● **TASK REQUIREMENTS**
Can you write out all the lines word for word, with no pictures?

[start STORED ROWS]

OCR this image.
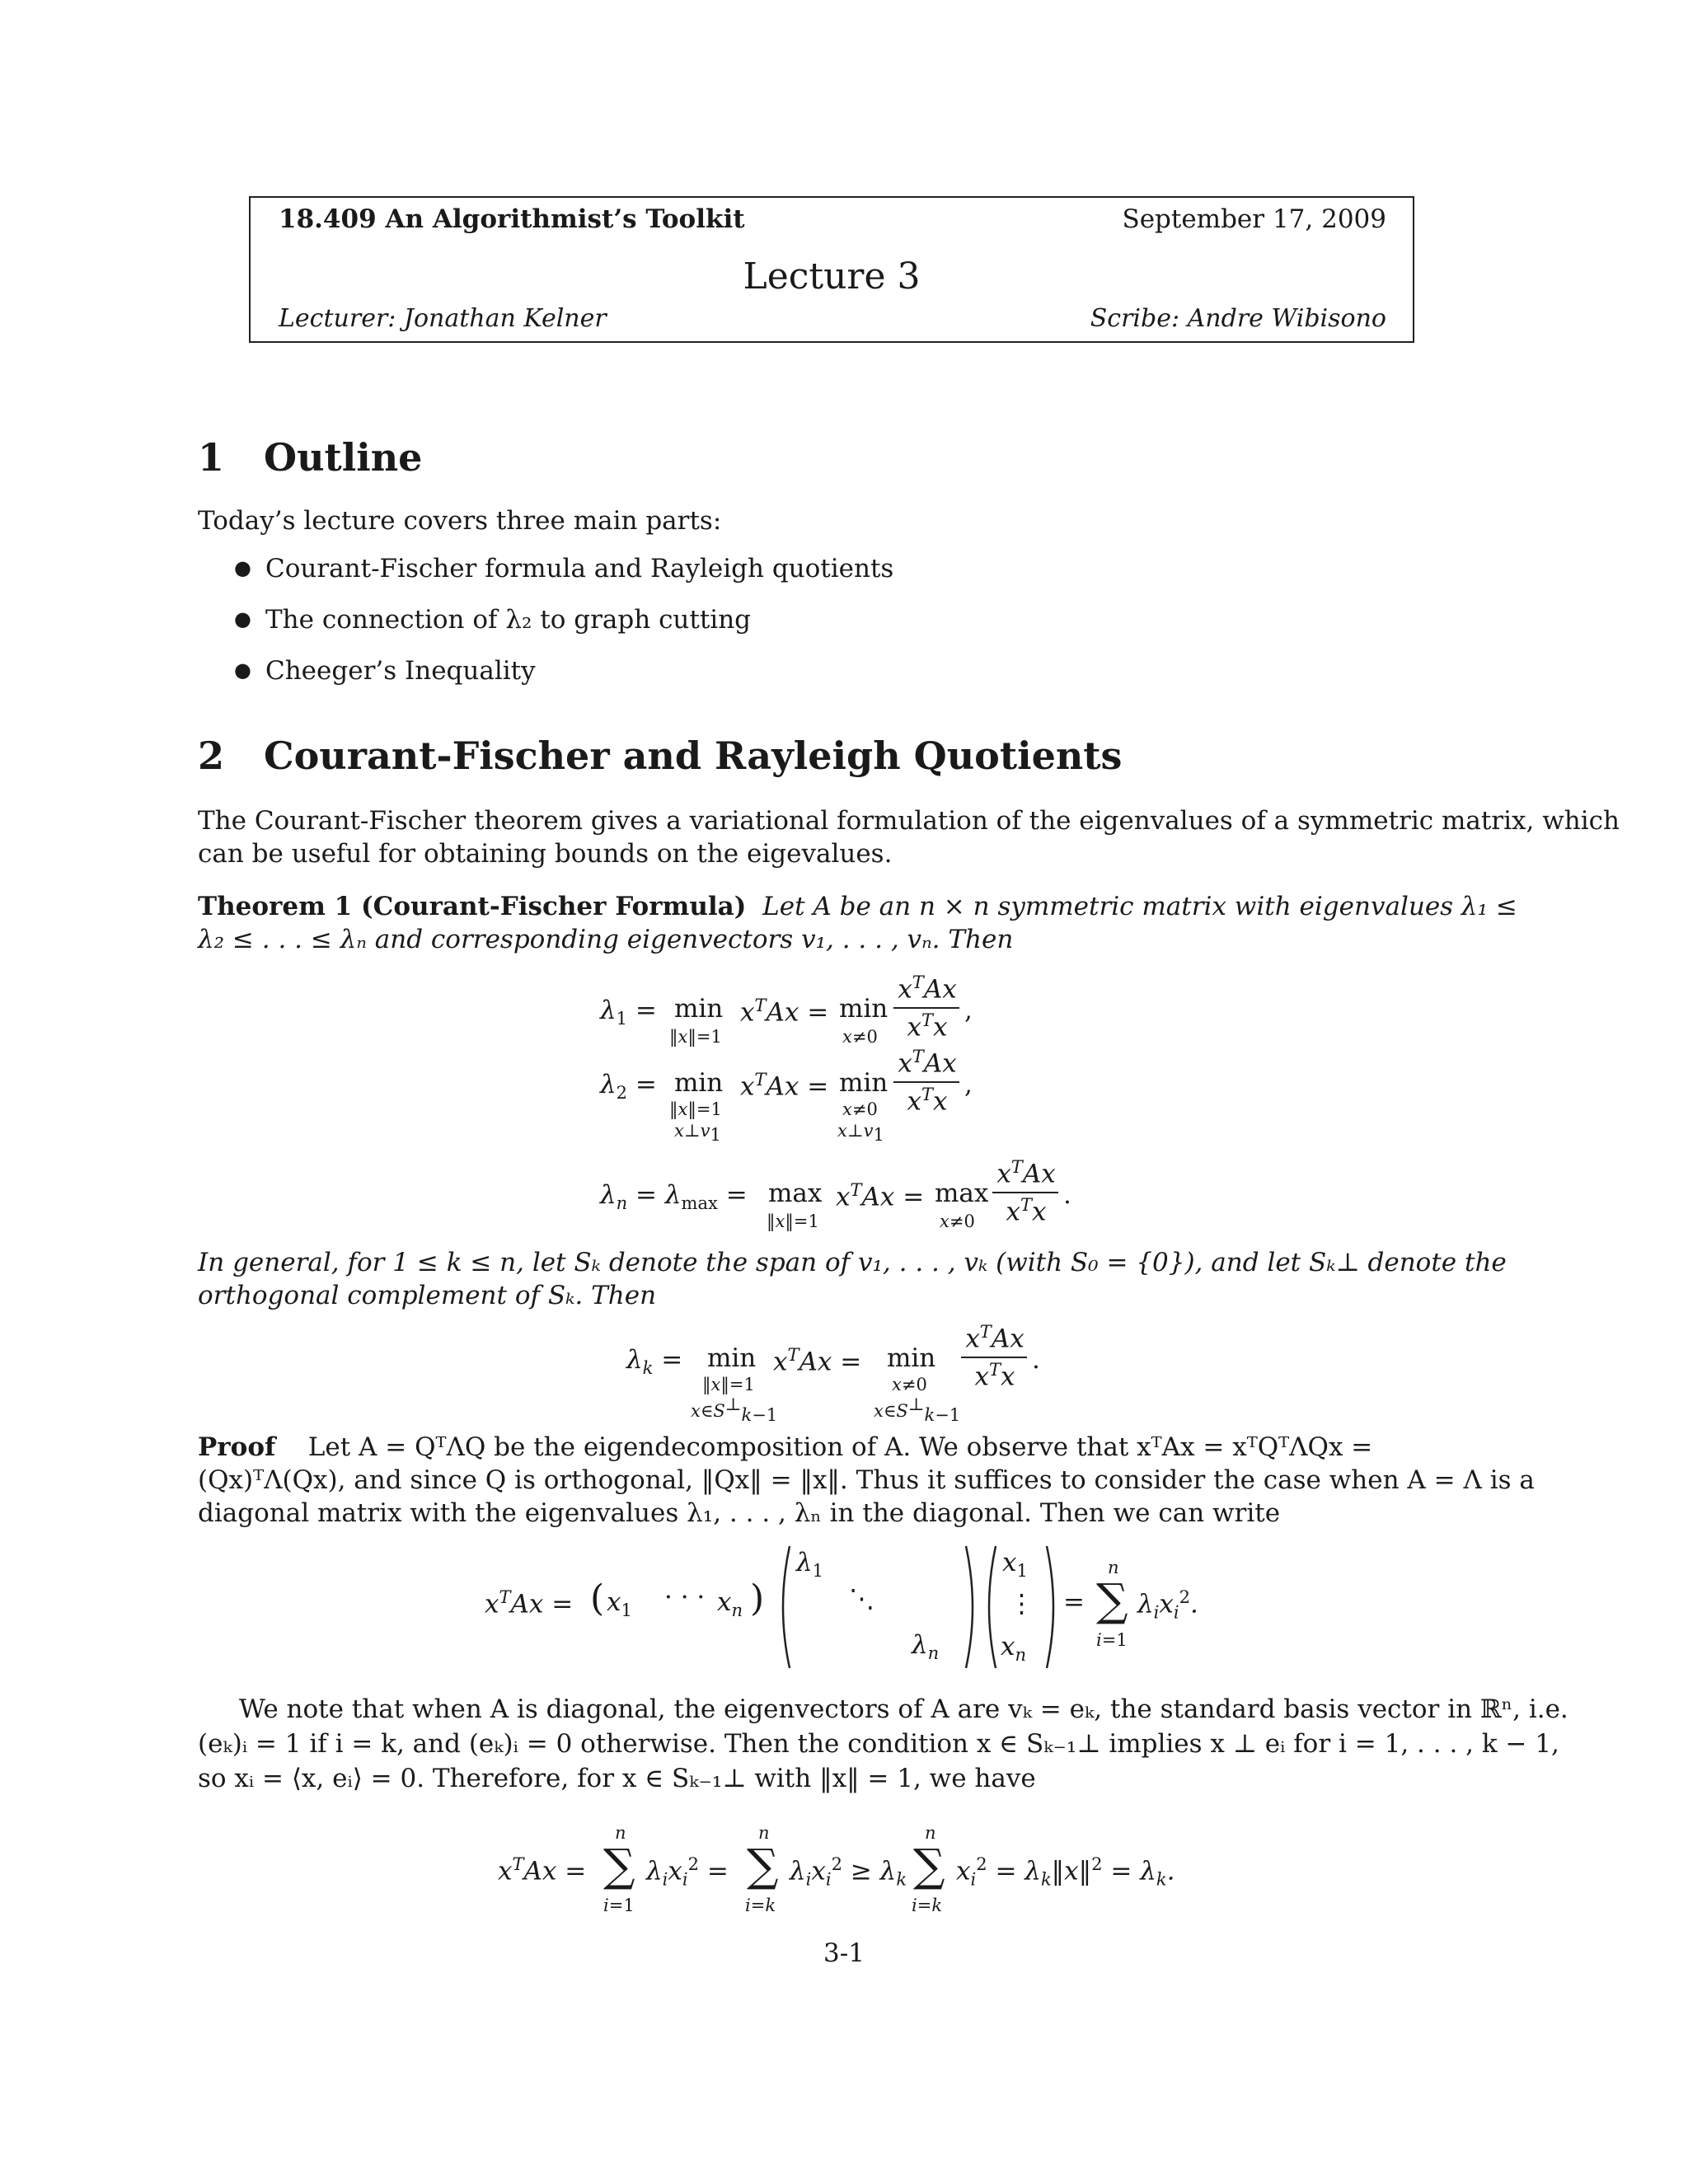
18.409 An Algorithmist’s Toolkit	September 17, 2009
Lecture 3
Lecturer: Jonathan Kelner	Scribe: Andre Wibisono
1 Outline
Today’s lecture covers three main parts:
● Courant-Fischer formula and Rayleigh quotients
● The connection of λ₂ to graph cutting
● Cheeger’s Inequality
2 Courant-Fischer and Rayleigh Quotients
The Courant-Fischer theorem gives a variational formulation of the eigenvalues of a symmetric matrix, which
can be useful for obtaining bounds on the eigevalues.
Theorem 1 (Courant-Fischer Formula) Let A be an n × n symmetric matrix with eigenvalues λ₁ ≤
λ₂ ≤ . . . ≤ λₙ and corresponding eigenvectors v₁, . . . , vₙ. Then
$\lambda_1 = \min$
‖x‖=1
$x^TAx = \min$
x≠0
$x^TAx$
$x^Tx$
,
$\lambda_2 = \min$
‖x‖=1
$x\perp v_1$
$x^TAx = \min$
x≠0
$x\perp v_1$
$x^TAx$
$x^Tx$
,
$\lambda_n = \lambda_{max} = \max$
‖x‖=1
$x^TAx = \max$
x≠0
$x^TAx$
$x^Tx$
.
In general, for 1 ≤ k ≤ n, let Sₖ denote the span of v₁, . . . , vₖ (with S₀ = {0}), and let Sₖ⊥ denote the
orthogonal complement of Sₖ. Then
$\lambda_k = \min$
‖x‖=1
$x\in S^\perp_{k-1}$
$x^TAx = \min$
x≠0
$x\in S^\perp_{k-1}$
$x^TAx$
$x^Tx$
.
Proof Let A = QᵀΛQ be the eigendecomposition of A. We observe that xᵀAx = xᵀQᵀΛQx =
(Qx)ᵀΛ(Qx), and since Q is orthogonal, ‖Qx‖ = ‖x‖. Thus it suffices to consider the case when A = Λ is a
diagonal matrix with the eigenvalues λ₁, . . . , λₙ in the diagonal. Then we can write
$x^TAx$ = ( $x_1$ · · · $x_n$ )
$\lambda_1$
⋱
$\lambda_n$
$x_1$
⋮
$x_n$
=
n
∑
i=1
$\lambda_ix_i^2$.
We note that when A is diagonal, the eigenvectors of A are vₖ = eₖ, the standard basis vector in ℝⁿ, i.e.
(eₖ)ᵢ = 1 if i = k, and (eₖ)ᵢ = 0 otherwise. Then the condition x ∈ Sₖ₋₁⊥ implies x ⊥ eᵢ for i = 1, . . . , k − 1,
so xᵢ = ⟨x, eᵢ⟩ = 0. Therefore, for x ∈ Sₖ₋₁⊥ with ‖x‖ = 1, we have
$x^TAx$ =
n
∑
i=1
$\lambda_ix_i^2$ =
n
∑
i=k
$\lambda_ix_i^2 \ge \lambda_k$
n
∑
i=k
$x_i^2$ = $\lambda_k‖x‖^2 = \lambda_k$.
3-1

[end STORED ROWS]

● **RESPONSE**
OCR this image.
18.409 An Algorithmist’s Toolkit	September 17, 2009
Lecture 3
Lecturer: Jonathan Kelner	Scribe: Andre Wibisono
1 Outline
Today’s lecture covers three main parts:
● Courant-Fischer formula and Rayleigh quotients
● The connection of λ₂ to graph cutting
● Cheeger’s Inequality
2 Courant-Fischer and Rayleigh Quotients
The Courant-Fischer theorem gives a variational formulation of the eigenvalues of a symmetric matrix, which
can be useful for obtaining bounds on the eigevalues.
Theorem 1 (Courant-Fischer Formula) Let A be an n × n symmetric matrix with eigenvalues λ₁ ≤
λ₂ ≤ . . . ≤ λₙ and corresponding eigenvectors v₁, . . . , vₙ. Then
$\lambda_1 = \min$
‖x‖=1
$x^TAx = \min$
x≠0
$x^TAx$
$x^Tx$
,
$\lambda_2 = \min$
‖x‖=1
$x\perp v_1$
$x^TAx = \min$
x≠0
$x\perp v_1$
$x^TAx$
$x^Tx$
,
$\lambda_n = \lambda_{max} = \max$
‖x‖=1
$x^TAx = \max$
x≠0
$x^TAx$
$x^Tx$
.
In general, for 1 ≤ k ≤ n, let Sₖ denote the span of v₁, . . . , vₖ (with S₀ = {0}), and let Sₖ⊥ denote the
orthogonal complement of Sₖ. Then
$\lambda_k = \min$
‖x‖=1
$x\in S^\perp_{k-1}$
$x^TAx = \min$
x≠0
$x\in S^\perp_{k-1}$
$x^TAx$
$x^Tx$
.
Proof Let A = QᵀΛQ be the eigendecomposition of A. We observe that xᵀAx = xᵀQᵀΛQx =
(Qx)ᵀΛ(Qx), and since Q is orthogonal, ‖Qx‖ = ‖x‖. Thus it suffices to consider the case when A = Λ is a
diagonal matrix with the eigenvalues λ₁, . . . , λₙ in the diagonal. Then we can write
$x^TAx$ = ( $x_1$ · · · $x_n$ )
$\lambda_1$
⋱
$\lambda_n$
$x_1$
⋮
$x_n$
=
n
∑
i=1
$\lambda_ix_i^2$.
We note that when A is diagonal, the eigenvectors of A are vₖ = eₖ, the standard basis vector in ℝⁿ, i.e.
(eₖ)ᵢ = 1 if i = k, and (eₖ)ᵢ = 0 otherwise. Then the condition x ∈ Sₖ₋₁⊥ implies x ⊥ eᵢ for i = 1, . . . , k − 1,
so xᵢ = ⟨x, eᵢ⟩ = 0. Therefore, for x ∈ Sₖ₋₁⊥ with ‖x‖ = 1, we have
$x^TAx$ =
n
∑
i=1
$\lambda_ix_i^2$ =
n
∑
i=k
$\lambda_ix_i^2 \ge \lambda_k$
n
∑
i=k
$x_i^2$ = $\lambda_k‖x‖^2 = \lambda_k$.
3-1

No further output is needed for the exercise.